Exercise goal: Spot each line that carries the word "PART"; copy those lines.

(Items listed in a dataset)
_ _ _ _ _

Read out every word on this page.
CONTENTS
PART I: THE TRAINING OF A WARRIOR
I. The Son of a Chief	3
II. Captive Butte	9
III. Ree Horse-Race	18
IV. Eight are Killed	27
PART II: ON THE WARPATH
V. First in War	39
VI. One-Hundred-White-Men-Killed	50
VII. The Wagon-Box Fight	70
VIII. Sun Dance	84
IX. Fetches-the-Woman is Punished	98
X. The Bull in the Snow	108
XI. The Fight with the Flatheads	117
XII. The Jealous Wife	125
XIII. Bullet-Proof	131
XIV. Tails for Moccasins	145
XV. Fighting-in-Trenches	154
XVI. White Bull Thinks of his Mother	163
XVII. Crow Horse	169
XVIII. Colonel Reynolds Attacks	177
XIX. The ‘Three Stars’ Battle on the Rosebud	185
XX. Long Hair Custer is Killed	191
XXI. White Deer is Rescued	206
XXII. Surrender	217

_ _ _ _ _

Complete response:
PART I: THE TRAINING OF A WARRIOR
PART II: ON THE WARPATH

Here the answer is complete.